▸ **Records provided**
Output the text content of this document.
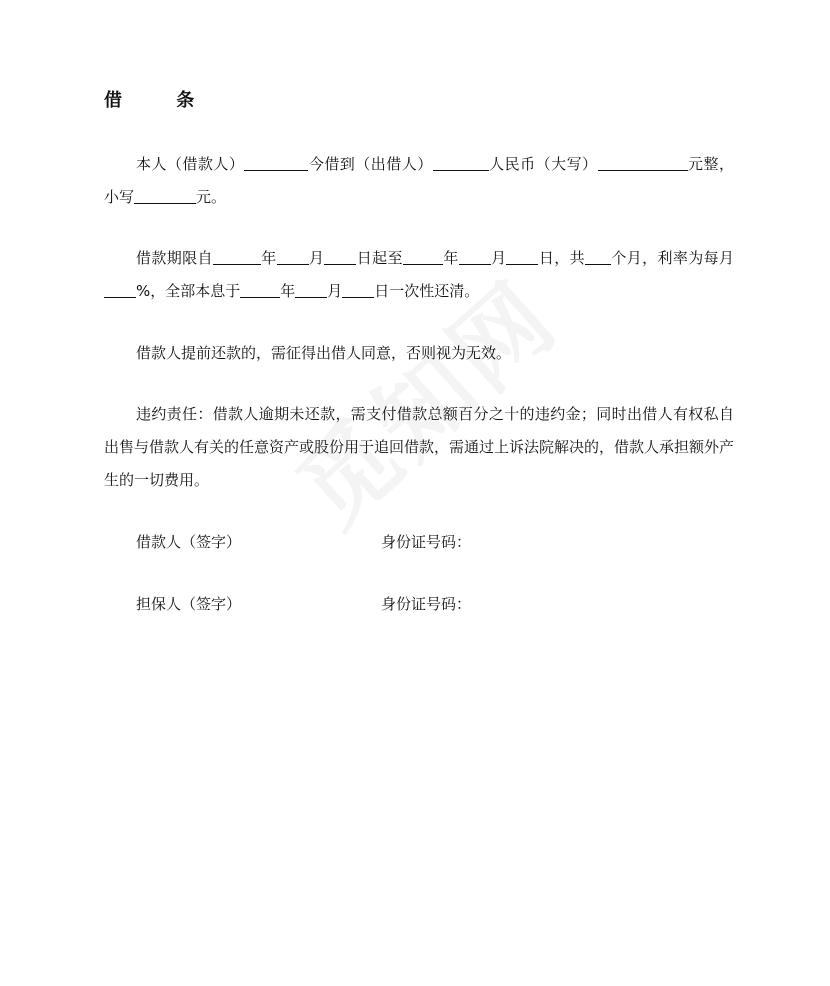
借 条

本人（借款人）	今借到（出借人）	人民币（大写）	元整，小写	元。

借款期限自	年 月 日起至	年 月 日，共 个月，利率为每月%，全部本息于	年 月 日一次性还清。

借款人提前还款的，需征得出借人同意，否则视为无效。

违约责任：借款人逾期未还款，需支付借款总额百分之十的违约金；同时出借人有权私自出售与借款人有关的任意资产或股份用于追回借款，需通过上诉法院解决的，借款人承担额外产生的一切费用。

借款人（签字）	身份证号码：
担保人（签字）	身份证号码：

▸ **Task goal**
Write out all the records again, exactly, minus any pictures.

▸ **Task output**
Output the text content of this document.
借 条

本人（借款人）	今借到（出借人）	人民币（大写）	元整，小写	元。

借款期限自	年 月 日起至	年 月 日，共 个月，利率为每月%，全部本息于	年 月 日一次性还清。

借款人提前还款的，需征得出借人同意，否则视为无效。

违约责任：借款人逾期未还款，需支付借款总额百分之十的违约金；同时出借人有权私自出售与借款人有关的任意资产或股份用于追回借款，需通过上诉法院解决的，借款人承担额外产生的一切费用。

借款人（签字）	身份证号码：
担保人（签字）	身份证号码：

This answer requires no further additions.